(TASK STATEMENT)
Your task is to copy every line of the entries that contains "JSON".

[Items from a figure collection]
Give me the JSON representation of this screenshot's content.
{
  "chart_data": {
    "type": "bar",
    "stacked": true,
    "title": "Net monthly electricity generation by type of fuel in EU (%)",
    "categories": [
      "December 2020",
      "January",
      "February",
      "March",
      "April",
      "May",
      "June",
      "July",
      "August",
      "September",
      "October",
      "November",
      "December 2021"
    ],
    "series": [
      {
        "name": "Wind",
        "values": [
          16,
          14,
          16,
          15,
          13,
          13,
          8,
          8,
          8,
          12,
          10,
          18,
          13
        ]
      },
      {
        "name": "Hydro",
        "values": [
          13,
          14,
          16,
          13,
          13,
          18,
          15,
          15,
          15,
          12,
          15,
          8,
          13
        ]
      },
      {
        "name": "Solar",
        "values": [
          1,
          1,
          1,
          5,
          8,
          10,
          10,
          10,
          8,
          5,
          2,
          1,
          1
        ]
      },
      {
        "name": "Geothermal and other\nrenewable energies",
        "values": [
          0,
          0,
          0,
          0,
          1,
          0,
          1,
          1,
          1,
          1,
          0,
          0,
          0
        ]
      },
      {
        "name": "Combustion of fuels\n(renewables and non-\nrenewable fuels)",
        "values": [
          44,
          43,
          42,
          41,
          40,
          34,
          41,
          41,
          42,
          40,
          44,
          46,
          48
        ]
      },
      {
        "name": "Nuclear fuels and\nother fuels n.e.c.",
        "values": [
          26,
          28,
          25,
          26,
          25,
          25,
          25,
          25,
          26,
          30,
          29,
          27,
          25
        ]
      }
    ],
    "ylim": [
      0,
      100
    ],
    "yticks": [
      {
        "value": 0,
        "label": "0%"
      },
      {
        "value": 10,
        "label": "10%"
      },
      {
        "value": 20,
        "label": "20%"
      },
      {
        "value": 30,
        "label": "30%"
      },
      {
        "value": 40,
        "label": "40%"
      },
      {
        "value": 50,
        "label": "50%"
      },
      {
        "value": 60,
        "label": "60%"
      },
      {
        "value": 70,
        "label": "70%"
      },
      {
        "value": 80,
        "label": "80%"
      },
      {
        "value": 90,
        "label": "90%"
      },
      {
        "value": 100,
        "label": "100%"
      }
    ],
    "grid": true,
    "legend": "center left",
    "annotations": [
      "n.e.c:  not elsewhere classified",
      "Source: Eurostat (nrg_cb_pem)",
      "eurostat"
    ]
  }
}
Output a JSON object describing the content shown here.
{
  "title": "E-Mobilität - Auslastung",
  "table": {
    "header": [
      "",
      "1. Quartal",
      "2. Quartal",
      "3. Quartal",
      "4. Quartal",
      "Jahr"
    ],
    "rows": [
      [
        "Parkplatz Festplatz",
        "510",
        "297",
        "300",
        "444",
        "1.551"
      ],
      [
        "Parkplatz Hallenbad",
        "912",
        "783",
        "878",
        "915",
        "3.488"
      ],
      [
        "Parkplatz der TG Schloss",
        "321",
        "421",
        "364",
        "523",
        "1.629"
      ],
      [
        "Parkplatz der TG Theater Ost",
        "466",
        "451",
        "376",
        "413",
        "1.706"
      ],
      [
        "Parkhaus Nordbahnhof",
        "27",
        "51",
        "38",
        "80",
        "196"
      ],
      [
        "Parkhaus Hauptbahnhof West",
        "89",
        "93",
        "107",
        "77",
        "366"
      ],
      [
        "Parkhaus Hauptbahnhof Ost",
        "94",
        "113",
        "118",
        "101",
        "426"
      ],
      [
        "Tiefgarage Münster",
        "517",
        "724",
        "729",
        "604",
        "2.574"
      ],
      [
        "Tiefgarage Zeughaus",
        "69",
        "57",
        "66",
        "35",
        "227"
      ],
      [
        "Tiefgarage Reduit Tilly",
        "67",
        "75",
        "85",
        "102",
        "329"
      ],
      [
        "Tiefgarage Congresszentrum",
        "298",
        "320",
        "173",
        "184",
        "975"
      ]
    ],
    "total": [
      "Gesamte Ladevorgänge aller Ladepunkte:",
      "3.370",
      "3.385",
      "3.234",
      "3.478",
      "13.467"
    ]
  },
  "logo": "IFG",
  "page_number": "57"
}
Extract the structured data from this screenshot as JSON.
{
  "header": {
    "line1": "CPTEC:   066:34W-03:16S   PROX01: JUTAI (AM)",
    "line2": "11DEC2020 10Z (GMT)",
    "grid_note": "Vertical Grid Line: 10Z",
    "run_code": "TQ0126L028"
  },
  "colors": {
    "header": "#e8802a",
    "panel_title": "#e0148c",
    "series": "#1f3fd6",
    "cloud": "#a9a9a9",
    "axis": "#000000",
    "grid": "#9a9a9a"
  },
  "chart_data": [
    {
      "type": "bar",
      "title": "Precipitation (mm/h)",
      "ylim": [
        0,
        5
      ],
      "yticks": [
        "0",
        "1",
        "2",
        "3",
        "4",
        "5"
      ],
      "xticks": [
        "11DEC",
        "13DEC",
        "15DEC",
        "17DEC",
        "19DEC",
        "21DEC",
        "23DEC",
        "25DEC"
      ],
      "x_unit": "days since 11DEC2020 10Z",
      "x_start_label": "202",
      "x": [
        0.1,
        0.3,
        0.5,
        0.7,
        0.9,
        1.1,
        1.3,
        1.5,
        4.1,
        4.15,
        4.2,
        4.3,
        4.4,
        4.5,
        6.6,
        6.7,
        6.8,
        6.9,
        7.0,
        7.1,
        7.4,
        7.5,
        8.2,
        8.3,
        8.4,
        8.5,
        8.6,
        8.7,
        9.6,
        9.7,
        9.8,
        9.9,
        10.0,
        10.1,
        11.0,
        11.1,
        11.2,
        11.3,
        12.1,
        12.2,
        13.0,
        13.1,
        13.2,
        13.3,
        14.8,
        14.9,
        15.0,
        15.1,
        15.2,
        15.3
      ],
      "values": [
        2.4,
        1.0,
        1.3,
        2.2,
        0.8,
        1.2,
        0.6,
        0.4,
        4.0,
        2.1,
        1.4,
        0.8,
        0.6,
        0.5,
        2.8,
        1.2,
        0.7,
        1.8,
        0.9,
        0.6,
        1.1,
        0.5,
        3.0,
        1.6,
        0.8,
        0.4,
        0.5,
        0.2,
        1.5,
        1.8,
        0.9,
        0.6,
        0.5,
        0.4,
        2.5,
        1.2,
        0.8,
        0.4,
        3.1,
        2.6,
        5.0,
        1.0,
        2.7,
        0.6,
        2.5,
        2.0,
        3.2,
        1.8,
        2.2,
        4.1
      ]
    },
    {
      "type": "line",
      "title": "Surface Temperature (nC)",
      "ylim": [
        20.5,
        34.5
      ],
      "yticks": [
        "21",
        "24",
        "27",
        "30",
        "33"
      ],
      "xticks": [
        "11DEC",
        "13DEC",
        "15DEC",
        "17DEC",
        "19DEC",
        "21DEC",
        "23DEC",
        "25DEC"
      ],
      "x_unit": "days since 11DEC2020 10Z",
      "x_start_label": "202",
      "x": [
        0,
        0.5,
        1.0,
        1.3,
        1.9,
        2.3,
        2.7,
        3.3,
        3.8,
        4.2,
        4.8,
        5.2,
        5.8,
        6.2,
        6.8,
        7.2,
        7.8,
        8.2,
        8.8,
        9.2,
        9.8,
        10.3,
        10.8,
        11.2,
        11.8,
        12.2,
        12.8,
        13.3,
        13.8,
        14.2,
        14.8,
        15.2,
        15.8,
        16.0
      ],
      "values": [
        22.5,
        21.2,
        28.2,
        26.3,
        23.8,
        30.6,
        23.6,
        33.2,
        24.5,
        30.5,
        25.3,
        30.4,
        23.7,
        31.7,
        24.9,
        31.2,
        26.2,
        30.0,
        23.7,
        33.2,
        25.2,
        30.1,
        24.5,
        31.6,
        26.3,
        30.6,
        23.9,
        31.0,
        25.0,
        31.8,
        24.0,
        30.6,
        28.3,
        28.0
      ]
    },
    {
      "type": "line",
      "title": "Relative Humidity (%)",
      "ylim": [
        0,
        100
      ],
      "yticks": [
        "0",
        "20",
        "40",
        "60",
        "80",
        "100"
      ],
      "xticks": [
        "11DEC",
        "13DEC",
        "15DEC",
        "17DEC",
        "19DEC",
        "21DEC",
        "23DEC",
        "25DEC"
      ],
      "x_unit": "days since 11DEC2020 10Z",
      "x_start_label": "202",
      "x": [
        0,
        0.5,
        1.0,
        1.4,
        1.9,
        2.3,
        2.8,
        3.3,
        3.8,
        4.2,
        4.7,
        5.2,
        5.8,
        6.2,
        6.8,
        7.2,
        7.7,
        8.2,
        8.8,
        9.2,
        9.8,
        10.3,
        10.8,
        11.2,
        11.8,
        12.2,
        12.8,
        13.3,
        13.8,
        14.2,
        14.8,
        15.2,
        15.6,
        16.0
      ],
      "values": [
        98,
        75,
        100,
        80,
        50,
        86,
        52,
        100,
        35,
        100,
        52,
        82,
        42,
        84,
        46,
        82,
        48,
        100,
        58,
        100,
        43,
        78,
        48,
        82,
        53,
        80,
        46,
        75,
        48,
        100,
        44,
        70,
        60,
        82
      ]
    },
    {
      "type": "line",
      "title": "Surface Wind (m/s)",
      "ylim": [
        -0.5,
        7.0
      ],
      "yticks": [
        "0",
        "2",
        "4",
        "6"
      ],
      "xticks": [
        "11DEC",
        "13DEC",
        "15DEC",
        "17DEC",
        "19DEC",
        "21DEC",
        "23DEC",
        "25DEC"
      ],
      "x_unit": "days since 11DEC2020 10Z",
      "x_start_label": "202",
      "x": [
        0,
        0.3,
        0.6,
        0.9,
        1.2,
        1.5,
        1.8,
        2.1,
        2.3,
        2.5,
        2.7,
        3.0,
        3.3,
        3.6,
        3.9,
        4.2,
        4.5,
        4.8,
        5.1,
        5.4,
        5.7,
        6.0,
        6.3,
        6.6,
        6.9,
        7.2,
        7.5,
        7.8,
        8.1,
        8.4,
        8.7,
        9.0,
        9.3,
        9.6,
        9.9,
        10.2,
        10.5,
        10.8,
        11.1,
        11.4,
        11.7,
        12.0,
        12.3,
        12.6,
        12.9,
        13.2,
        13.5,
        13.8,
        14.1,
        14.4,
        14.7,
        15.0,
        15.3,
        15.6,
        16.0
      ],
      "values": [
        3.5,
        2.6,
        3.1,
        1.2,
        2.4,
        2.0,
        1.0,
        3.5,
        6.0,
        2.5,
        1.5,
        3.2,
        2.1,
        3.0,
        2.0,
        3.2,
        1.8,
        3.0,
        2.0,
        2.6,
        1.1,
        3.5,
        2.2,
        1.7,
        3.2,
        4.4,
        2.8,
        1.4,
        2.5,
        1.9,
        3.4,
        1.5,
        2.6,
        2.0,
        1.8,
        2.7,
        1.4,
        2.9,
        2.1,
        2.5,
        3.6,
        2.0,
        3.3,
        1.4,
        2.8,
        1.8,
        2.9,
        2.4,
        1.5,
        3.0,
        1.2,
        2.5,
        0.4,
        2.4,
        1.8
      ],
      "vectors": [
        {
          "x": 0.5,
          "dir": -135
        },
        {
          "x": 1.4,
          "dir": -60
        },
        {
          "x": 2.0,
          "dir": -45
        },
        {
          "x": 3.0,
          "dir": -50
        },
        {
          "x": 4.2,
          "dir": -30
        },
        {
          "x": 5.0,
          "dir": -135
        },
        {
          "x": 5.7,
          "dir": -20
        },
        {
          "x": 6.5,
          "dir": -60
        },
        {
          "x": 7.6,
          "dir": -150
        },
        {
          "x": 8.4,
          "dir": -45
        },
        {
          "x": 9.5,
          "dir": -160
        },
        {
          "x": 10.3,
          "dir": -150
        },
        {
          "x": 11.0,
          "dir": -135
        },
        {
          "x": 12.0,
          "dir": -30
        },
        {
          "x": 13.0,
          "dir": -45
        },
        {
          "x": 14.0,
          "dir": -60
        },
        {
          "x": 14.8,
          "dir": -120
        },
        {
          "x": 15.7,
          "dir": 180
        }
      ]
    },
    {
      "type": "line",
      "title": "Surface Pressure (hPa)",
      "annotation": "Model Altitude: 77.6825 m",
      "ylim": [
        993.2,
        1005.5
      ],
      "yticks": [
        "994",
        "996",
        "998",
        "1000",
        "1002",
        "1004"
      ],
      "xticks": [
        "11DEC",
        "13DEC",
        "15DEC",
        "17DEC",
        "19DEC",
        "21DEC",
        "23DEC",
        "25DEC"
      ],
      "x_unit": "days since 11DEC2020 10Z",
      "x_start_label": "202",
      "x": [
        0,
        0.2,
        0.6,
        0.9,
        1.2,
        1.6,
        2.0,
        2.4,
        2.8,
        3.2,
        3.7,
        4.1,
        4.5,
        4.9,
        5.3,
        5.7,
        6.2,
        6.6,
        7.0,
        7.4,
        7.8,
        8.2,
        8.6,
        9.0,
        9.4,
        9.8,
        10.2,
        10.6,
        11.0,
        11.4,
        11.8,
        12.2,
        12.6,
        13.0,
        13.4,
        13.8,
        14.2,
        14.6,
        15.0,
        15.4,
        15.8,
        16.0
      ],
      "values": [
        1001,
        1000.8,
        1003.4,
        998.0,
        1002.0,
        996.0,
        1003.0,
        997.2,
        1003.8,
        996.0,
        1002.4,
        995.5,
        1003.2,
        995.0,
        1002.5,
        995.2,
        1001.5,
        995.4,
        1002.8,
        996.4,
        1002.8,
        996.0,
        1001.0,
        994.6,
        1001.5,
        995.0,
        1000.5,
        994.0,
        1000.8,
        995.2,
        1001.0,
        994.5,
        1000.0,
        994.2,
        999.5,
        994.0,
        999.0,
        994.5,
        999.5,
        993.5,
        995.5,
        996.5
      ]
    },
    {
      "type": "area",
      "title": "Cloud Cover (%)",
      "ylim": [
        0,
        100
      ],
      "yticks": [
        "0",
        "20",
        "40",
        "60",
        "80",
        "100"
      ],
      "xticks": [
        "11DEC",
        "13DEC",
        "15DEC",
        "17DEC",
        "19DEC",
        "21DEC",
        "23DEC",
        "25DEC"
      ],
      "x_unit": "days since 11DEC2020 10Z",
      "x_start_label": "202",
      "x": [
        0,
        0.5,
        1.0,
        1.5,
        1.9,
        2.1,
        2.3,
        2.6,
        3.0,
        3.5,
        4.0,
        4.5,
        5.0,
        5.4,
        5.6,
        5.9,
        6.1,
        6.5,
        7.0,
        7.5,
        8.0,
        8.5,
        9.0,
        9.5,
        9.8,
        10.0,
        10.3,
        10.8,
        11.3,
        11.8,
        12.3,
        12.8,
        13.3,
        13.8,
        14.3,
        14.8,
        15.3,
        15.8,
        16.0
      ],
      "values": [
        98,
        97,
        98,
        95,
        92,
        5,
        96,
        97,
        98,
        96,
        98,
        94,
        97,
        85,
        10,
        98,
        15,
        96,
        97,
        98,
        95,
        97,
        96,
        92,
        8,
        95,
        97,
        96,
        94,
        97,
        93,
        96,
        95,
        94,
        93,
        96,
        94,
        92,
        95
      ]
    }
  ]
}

(SOLVED PROBLEM)
Give me the JSON representation of this screenshot's content.
Output a JSON object describing the content shown here.
Extract the structured data from this screenshot as JSON.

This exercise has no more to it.